▶ **TO BE DONE**: Output the data exactly, with every line intact.

Excerpt from a dataset
^^^^^^^^^^^^^^^^
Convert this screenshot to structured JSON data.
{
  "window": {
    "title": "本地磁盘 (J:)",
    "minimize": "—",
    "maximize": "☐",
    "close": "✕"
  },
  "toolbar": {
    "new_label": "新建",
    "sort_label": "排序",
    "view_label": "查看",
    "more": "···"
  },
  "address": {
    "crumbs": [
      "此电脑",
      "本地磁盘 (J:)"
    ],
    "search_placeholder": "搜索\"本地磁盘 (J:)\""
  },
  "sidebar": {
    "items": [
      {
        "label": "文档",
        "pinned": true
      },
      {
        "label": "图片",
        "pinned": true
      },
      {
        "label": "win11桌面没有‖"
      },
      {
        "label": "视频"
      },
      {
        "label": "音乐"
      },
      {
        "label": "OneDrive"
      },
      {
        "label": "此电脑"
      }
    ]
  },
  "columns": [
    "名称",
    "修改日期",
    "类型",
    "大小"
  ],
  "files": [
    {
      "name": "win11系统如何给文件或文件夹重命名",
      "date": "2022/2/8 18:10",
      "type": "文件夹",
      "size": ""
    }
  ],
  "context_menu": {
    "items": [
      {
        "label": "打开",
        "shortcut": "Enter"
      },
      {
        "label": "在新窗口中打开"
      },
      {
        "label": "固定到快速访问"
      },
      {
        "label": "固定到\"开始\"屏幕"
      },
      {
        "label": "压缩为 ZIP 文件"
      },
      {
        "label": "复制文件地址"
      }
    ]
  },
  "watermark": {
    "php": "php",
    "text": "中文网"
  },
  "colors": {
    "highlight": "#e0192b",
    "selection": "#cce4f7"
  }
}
^^^^^^^^^^^^^^^^
▶ **COMPLETED TASK**:
Convert this screenshot to structured JSON data.
{
  "window": {
    "title": "本地磁盘 (J:)",
    "minimize": "—",
    "maximize": "☐",
    "close": "✕"
  },
  "toolbar": {
    "new_label": "新建",
    "sort_label": "排序",
    "view_label": "查看",
    "more": "···"
  },
  "address": {
    "crumbs": [
      "此电脑",
      "本地磁盘 (J:)"
    ],
    "search_placeholder": "搜索\"本地磁盘 (J:)\""
  },
  "sidebar": {
    "items": [
      {
        "label": "文档",
        "pinned": true
      },
      {
        "label": "图片",
        "pinned": true
      },
      {
        "label": "win11桌面没有‖"
      },
      {
        "label": "视频"
      },
      {
        "label": "音乐"
      },
      {
        "label": "OneDrive"
      },
      {
        "label": "此电脑"
      }
    ]
  },
  "columns": [
    "名称",
    "修改日期",
    "类型",
    "大小"
  ],
  "files": [
    {
      "name": "win11系统如何给文件或文件夹重命名",
      "date": "2022/2/8 18:10",
      "type": "文件夹",
      "size": ""
    }
  ],
  "context_menu": {
    "items": [
      {
        "label": "打开",
        "shortcut": "Enter"
      },
      {
        "label": "在新窗口中打开"
      },
      {
        "label": "固定到快速访问"
      },
      {
        "label": "固定到\"开始\"屏幕"
      },
      {
        "label": "压缩为 ZIP 文件"
      },
      {
        "label": "复制文件地址"
      }
    ]
  },
  "watermark": {
    "php": "php",
    "text": "中文网"
  },
  "colors": {
    "highlight": "#e0192b",
    "selection": "#cce4f7"
  }
}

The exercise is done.